- **Raw data**:

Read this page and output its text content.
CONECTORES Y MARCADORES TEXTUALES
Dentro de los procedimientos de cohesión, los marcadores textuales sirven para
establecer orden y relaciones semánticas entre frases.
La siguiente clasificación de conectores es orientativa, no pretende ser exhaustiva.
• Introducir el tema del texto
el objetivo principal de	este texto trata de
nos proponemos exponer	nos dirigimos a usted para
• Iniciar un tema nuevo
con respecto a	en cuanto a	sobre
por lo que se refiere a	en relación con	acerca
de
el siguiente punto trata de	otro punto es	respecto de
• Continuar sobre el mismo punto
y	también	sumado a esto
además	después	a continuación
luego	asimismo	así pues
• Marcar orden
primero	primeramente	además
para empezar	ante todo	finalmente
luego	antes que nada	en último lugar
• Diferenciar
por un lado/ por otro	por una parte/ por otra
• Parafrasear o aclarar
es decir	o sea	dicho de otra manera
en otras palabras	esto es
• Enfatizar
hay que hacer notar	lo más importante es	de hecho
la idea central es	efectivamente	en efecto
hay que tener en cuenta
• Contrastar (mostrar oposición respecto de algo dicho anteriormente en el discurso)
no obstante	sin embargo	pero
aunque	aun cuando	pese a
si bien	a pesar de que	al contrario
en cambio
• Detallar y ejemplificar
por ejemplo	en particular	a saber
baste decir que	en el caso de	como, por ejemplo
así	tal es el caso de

- **Do this**:
Return a copy of every line that includes the word "ejemplo".

- **Exercise response**:
por ejemplo	en particular	a saber
baste decir que	en el caso de	como, por ejemplo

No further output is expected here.